> [Structured figure records]
* Start *
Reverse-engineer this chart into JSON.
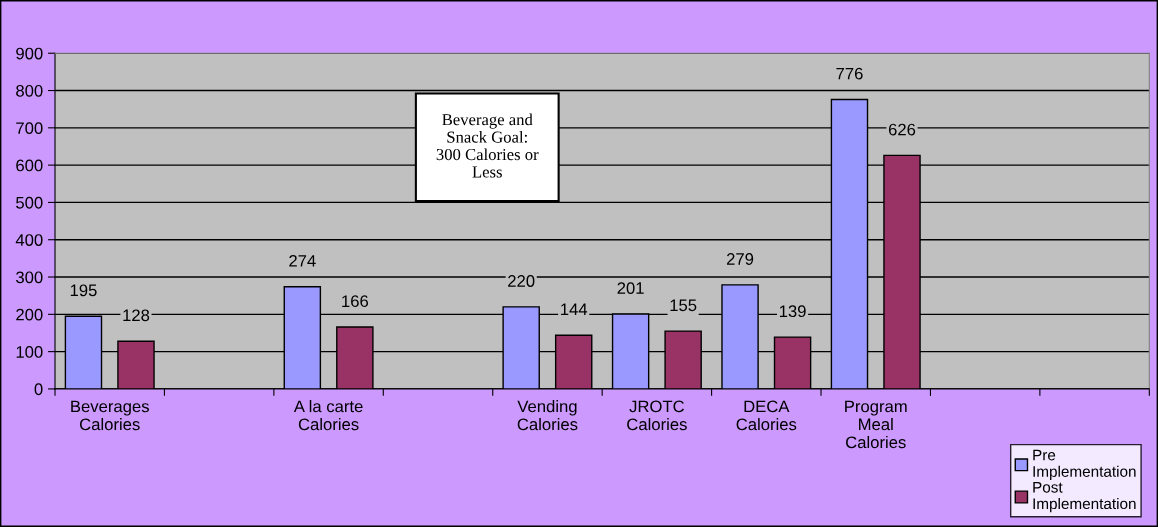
{
  "chart_data": {
    "type": "bar",
    "categories": [
      "Beverages\nCalories",
      null,
      "A la carte\nCalories",
      null,
      "Vending\nCalories",
      "JROTC\nCalories",
      "DECA\nCalories",
      "Program\nMeal\nCalories",
      null,
      null
    ],
    "series": [
      {
        "name": "Pre\nImplementation",
        "color": "#9999ff",
        "values": [
          195,
          null,
          274,
          null,
          220,
          201,
          279,
          776,
          null,
          null
        ]
      },
      {
        "name": "Post\nImplementation",
        "color": "#993366",
        "values": [
          128,
          null,
          166,
          null,
          144,
          155,
          139,
          626,
          null,
          null
        ]
      }
    ],
    "ylim": [
      0,
      900
    ],
    "yticks": [
      0,
      100,
      200,
      300,
      400,
      500,
      600,
      700,
      800,
      900
    ],
    "grid": "y",
    "legend": "bottom right",
    "data_labels": true,
    "annotations": [
      "Beverage and\nSnack Goal:\n300 Calories or\nLess"
    ]
  }
}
* End *
> [Aim of the exercise] State how many lines of the records above contain "nCalories", with no words besides the number.

> [Reply] 6